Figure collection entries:

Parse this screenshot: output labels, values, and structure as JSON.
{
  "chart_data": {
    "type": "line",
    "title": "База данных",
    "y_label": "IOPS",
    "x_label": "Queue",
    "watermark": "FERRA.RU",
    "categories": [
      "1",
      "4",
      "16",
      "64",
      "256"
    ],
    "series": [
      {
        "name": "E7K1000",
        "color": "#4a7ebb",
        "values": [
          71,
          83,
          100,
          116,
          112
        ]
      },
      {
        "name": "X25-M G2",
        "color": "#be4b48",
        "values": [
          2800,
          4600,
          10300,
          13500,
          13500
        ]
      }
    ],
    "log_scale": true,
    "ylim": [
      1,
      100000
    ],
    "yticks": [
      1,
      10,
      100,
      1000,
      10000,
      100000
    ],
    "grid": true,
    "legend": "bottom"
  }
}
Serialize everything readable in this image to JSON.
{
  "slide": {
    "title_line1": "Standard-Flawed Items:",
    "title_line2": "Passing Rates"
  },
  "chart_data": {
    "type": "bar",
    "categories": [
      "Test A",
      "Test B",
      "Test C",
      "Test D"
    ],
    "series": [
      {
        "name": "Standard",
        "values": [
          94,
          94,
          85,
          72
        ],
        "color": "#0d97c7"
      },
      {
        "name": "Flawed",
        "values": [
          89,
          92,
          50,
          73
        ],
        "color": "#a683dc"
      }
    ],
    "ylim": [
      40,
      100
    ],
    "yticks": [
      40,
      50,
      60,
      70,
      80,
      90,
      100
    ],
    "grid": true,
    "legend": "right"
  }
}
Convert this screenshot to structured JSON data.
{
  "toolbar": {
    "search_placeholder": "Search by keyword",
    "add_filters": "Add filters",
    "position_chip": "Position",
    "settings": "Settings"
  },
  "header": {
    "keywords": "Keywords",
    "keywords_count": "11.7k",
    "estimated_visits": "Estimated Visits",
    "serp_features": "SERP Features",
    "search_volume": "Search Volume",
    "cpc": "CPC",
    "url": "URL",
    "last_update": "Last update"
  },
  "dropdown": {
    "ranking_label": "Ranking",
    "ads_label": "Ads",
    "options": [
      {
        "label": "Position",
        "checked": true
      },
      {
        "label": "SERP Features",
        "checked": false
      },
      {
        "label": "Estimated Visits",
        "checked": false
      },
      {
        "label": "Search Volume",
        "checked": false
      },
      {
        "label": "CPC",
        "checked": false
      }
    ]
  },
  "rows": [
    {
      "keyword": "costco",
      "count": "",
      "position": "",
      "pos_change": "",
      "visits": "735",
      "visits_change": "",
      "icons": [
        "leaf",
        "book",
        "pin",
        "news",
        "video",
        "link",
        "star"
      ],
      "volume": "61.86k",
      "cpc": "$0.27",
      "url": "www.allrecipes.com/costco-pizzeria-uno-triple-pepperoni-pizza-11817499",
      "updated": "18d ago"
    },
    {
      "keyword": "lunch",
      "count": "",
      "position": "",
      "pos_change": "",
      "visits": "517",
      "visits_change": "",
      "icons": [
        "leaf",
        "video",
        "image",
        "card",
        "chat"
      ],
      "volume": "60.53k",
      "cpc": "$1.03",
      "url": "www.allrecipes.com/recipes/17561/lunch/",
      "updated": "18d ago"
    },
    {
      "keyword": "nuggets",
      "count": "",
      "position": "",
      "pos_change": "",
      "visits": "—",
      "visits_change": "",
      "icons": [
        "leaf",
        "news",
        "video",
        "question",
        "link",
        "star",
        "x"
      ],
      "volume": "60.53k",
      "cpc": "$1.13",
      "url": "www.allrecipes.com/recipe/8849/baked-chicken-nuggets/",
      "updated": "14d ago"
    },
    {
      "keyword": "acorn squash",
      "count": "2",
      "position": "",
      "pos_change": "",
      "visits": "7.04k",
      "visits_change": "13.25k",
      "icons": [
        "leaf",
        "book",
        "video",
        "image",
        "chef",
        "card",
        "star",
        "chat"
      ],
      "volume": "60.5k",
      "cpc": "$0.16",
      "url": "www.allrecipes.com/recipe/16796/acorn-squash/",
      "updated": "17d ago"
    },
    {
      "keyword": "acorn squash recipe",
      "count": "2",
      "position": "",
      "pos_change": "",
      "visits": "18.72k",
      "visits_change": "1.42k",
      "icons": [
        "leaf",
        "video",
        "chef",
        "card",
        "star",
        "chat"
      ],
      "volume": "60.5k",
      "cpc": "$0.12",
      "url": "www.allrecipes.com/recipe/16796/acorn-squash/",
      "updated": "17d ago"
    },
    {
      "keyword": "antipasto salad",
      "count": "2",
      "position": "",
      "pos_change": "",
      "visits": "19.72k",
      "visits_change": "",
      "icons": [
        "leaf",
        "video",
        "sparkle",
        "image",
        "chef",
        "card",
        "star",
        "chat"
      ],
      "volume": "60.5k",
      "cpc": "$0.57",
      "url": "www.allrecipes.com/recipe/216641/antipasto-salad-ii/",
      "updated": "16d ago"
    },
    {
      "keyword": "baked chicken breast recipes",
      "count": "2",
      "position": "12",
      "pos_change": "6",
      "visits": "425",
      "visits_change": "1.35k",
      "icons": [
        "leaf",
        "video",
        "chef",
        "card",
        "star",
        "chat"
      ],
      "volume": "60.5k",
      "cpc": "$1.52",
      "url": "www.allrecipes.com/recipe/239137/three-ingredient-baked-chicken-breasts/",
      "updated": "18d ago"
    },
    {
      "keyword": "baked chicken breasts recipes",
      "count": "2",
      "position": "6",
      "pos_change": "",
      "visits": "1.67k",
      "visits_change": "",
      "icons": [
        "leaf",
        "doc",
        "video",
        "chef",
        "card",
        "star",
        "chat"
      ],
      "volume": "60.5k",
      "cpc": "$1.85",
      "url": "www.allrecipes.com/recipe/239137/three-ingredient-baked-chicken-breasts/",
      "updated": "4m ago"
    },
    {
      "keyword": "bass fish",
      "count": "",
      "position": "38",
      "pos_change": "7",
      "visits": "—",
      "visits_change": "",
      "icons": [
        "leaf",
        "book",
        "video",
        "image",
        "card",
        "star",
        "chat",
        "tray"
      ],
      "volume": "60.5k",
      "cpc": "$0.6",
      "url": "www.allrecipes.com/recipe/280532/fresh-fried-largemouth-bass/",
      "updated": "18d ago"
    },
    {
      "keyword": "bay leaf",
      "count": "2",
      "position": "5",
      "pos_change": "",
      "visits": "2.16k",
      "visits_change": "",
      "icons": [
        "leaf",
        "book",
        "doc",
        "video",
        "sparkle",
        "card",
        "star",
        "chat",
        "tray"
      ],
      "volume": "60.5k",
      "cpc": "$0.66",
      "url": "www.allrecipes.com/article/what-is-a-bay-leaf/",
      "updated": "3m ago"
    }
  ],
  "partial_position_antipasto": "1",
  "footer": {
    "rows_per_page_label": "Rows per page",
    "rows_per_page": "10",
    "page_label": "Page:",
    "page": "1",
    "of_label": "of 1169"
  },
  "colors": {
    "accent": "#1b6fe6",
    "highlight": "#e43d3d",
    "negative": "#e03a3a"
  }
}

What you need to do: Reproduce all of the records exactly.

Exercise response:
Parse this screenshot: output labels, values, and structure as JSON.
{
  "chart_data": {
    "type": "line",
    "title": "База данных",
    "y_label": "IOPS",
    "x_label": "Queue",
    "watermark": "FERRA.RU",
    "categories": [
      "1",
      "4",
      "16",
      "64",
      "256"
    ],
    "series": [
      {
        "name": "E7K1000",
        "color": "#4a7ebb",
        "values": [
          71,
          83,
          100,
          116,
          112
        ]
      },
      {
        "name": "X25-M G2",
        "color": "#be4b48",
        "values": [
          2800,
          4600,
          10300,
          13500,
          13500
        ]
      }
    ],
    "log_scale": true,
    "ylim": [
      1,
      100000
    ],
    "yticks": [
      1,
      10,
      100,
      1000,
      10000,
      100000
    ],
    "grid": true,
    "legend": "bottom"
  }
}
Serialize everything readable in this image to JSON.
{
  "slide": {
    "title_line1": "Standard-Flawed Items:",
    "title_line2": "Passing Rates"
  },
  "chart_data": {
    "type": "bar",
    "categories": [
      "Test A",
      "Test B",
      "Test C",
      "Test D"
    ],
    "series": [
      {
        "name": "Standard",
        "values": [
          94,
          94,
          85,
          72
        ],
        "color": "#0d97c7"
      },
      {
        "name": "Flawed",
        "values": [
          89,
          92,
          50,
          73
        ],
        "color": "#a683dc"
      }
    ],
    "ylim": [
      40,
      100
    ],
    "yticks": [
      40,
      50,
      60,
      70,
      80,
      90,
      100
    ],
    "grid": true,
    "legend": "right"
  }
}
Convert this screenshot to structured JSON data.
{
  "toolbar": {
    "search_placeholder": "Search by keyword",
    "add_filters": "Add filters",
    "position_chip": "Position",
    "settings": "Settings"
  },
  "header": {
    "keywords": "Keywords",
    "keywords_count": "11.7k",
    "estimated_visits": "Estimated Visits",
    "serp_features": "SERP Features",
    "search_volume": "Search Volume",
    "cpc": "CPC",
    "url": "URL",
    "last_update": "Last update"
  },
  "dropdown": {
    "ranking_label": "Ranking",
    "ads_label": "Ads",
    "options": [
      {
        "label": "Position",
        "checked": true
      },
      {
        "label": "SERP Features",
        "checked": false
      },
      {
        "label": "Estimated Visits",
        "checked": false
      },
      {
        "label": "Search Volume",
        "checked": false
      },
      {
        "label": "CPC",
        "checked": false
      }
    ]
  },
  "rows": [
    {
      "keyword": "costco",
      "count": "",
      "position": "",
      "pos_change": "",
      "visits": "735",
      "visits_change": "",
      "icons": [
        "leaf",
        "book",
        "pin",
        "news",
        "video",
        "link",
        "star"
      ],
      "volume": "61.86k",
      "cpc": "$0.27",
      "url": "www.allrecipes.com/costco-pizzeria-uno-triple-pepperoni-pizza-11817499",
      "updated": "18d ago"
    },
    {
      "keyword": "lunch",
      "count": "",
      "position": "",
      "pos_change": "",
      "visits": "517",
      "visits_change": "",
      "icons": [
        "leaf",
        "video",
        "image",
        "card",
        "chat"
      ],
      "volume": "60.53k",
      "cpc": "$1.03",
      "url": "www.allrecipes.com/recipes/17561/lunch/",
      "updated": "18d ago"
    },
    {
      "keyword": "nuggets",
      "count": "",
      "position": "",
      "pos_change": "",
      "visits": "—",
      "visits_change": "",
      "icons": [
        "leaf",
        "news",
        "video",
        "question",
        "link",
        "star",
        "x"
      ],
      "volume": "60.53k",
      "cpc": "$1.13",
      "url": "www.allrecipes.com/recipe/8849/baked-chicken-nuggets/",
      "updated": "14d ago"
    },
    {
      "keyword": "acorn squash",
      "count": "2",
      "position": "",
      "pos_change": "",
      "visits": "7.04k",
      "visits_change": "13.25k",
      "icons": [
        "leaf",
        "book",
        "video",
        "image",
        "chef",
        "card",
        "star",
        "chat"
      ],
      "volume": "60.5k",
      "cpc": "$0.16",
      "url": "www.allrecipes.com/recipe/16796/acorn-squash/",
      "updated": "17d ago"
    },
    {
      "keyword": "acorn squash recipe",
      "count": "2",
      "position": "",
      "pos_change": "",
      "visits": "18.72k",
      "visits_change": "1.42k",
      "icons": [
        "leaf",
        "video",
        "chef",
        "card",
        "star",
        "chat"
      ],
      "volume": "60.5k",
      "cpc": "$0.12",
      "url": "www.allrecipes.com/recipe/16796/acorn-squash/",
      "updated": "17d ago"
    },
    {
      "keyword": "antipasto salad",
      "count": "2",
      "position": "",
      "pos_change": "",
      "visits": "19.72k",
      "visits_change": "",
      "icons": [
        "leaf",
        "video",
        "sparkle",
        "image",
        "chef",
        "card",
        "star",
        "chat"
      ],
      "volume": "60.5k",
      "cpc": "$0.57",
      "url": "www.allrecipes.com/recipe/216641/antipasto-salad-ii/",
      "updated": "16d ago"
    },
    {
      "keyword": "baked chicken breast recipes",
      "count": "2",
      "position": "12",
      "pos_change": "6",
      "visits": "425",
      "visits_change": "1.35k",
      "icons": [
        "leaf",
        "video",
        "chef",
        "card",
        "star",
        "chat"
      ],
      "volume": "60.5k",
      "cpc": "$1.52",
      "url": "www.allrecipes.com/recipe/239137/three-ingredient-baked-chicken-breasts/",
      "updated": "18d ago"
    },
    {
      "keyword": "baked chicken breasts recipes",
      "count": "2",
      "position": "6",
      "pos_change": "",
      "visits": "1.67k",
      "visits_change": "",
      "icons": [
        "leaf",
        "doc",
        "video",
        "chef",
        "card",
        "star",
        "chat"
      ],
      "volume": "60.5k",
      "cpc": "$1.85",
      "url": "www.allrecipes.com/recipe/239137/three-ingredient-baked-chicken-breasts/",
      "updated": "4m ago"
    },
    {
      "keyword": "bass fish",
      "count": "",
      "position": "38",
      "pos_change": "7",
      "visits": "—",
      "visits_change": "",
      "icons": [
        "leaf",
        "book",
        "video",
        "image",
        "card",
        "star",
        "chat",
        "tray"
      ],
      "volume": "60.5k",
      "cpc": "$0.6",
      "url": "www.allrecipes.com/recipe/280532/fresh-fried-largemouth-bass/",
      "updated": "18d ago"
    },
    {
      "keyword": "bay leaf",
      "count": "2",
      "position": "5",
      "pos_change": "",
      "visits": "2.16k",
      "visits_change": "",
      "icons": [
        "leaf",
        "book",
        "doc",
        "video",
        "sparkle",
        "card",
        "star",
        "chat",
        "tray"
      ],
      "volume": "60.5k",
      "cpc": "$0.66",
      "url": "www.allrecipes.com/article/what-is-a-bay-leaf/",
      "updated": "3m ago"
    }
  ],
  "partial_position_antipasto": "1",
  "footer": {
    "rows_per_page_label": "Rows per page",
    "rows_per_page": "10",
    "page_label": "Page:",
    "page": "1",
    "of_label": "of 1169"
  },
  "colors": {
    "accent": "#1b6fe6",
    "highlight": "#e43d3d",
    "negative": "#e03a3a"
  }
}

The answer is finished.